* Start Data to use *

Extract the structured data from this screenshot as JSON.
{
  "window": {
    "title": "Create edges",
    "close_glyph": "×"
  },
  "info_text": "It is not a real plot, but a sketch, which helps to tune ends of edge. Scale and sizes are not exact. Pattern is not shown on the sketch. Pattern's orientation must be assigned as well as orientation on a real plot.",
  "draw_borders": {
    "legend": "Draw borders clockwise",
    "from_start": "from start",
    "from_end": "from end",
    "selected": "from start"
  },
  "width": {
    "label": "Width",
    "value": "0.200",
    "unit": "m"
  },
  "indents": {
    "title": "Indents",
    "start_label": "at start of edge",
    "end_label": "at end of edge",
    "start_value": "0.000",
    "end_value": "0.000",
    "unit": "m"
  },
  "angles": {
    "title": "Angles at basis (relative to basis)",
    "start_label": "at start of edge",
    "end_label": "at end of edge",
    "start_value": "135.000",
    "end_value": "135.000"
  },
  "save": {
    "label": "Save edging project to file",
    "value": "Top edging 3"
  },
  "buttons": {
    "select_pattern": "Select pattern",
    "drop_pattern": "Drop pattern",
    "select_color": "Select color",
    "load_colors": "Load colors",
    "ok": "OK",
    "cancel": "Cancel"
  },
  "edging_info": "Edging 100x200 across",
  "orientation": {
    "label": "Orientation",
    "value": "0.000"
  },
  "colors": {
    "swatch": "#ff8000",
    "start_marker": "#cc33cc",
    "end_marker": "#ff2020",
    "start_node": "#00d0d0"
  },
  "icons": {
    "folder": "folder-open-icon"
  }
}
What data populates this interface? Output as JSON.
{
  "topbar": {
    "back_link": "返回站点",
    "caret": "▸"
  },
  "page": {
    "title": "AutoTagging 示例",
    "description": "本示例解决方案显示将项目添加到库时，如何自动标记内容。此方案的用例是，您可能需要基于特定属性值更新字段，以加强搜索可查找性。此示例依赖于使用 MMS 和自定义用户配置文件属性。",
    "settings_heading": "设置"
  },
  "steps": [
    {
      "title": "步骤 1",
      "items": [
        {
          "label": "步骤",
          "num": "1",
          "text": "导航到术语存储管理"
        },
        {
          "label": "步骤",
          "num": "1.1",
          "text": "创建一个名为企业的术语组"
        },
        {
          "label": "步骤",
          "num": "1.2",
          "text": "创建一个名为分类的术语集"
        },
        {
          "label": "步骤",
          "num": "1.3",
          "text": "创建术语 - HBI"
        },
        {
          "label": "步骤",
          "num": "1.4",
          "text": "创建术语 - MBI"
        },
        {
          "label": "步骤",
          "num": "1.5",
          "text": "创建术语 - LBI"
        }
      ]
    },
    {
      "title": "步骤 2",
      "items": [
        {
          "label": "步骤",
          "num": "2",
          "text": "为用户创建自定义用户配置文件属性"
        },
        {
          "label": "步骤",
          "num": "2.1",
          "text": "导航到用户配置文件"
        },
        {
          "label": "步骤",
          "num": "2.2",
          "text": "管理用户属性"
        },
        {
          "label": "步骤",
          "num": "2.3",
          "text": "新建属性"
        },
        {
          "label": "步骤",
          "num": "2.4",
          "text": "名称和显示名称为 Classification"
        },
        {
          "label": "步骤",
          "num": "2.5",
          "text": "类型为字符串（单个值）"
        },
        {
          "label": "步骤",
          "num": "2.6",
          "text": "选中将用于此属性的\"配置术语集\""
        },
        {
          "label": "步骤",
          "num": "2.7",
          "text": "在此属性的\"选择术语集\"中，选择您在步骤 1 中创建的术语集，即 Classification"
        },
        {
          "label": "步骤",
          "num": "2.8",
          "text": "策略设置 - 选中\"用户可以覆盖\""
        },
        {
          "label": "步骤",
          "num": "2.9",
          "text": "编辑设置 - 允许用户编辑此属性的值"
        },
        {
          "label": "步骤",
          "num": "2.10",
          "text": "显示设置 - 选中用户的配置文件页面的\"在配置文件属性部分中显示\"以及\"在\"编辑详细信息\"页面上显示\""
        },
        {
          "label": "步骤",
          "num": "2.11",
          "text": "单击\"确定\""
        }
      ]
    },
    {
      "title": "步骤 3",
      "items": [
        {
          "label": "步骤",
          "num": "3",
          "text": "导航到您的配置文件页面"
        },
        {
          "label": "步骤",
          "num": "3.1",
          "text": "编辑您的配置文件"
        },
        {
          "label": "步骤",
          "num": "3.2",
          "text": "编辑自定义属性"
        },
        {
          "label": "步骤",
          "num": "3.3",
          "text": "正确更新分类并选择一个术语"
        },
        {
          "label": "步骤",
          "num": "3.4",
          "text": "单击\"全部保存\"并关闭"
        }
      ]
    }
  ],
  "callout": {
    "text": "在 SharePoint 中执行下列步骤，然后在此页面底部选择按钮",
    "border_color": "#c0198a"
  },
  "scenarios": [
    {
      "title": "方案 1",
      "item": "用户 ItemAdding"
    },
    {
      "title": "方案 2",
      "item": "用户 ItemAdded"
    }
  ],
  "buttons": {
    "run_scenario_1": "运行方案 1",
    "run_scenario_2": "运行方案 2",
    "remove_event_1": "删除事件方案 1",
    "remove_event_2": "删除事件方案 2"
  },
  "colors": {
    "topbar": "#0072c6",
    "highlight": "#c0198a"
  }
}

* End Data to use *

Task directions: Look above for every line with the word "创建术语" and copy it.

Reply:
          "text": "创建术语 - HBI"
          "text": "创建术语 - MBI"
          "text": "创建术语 - LBI"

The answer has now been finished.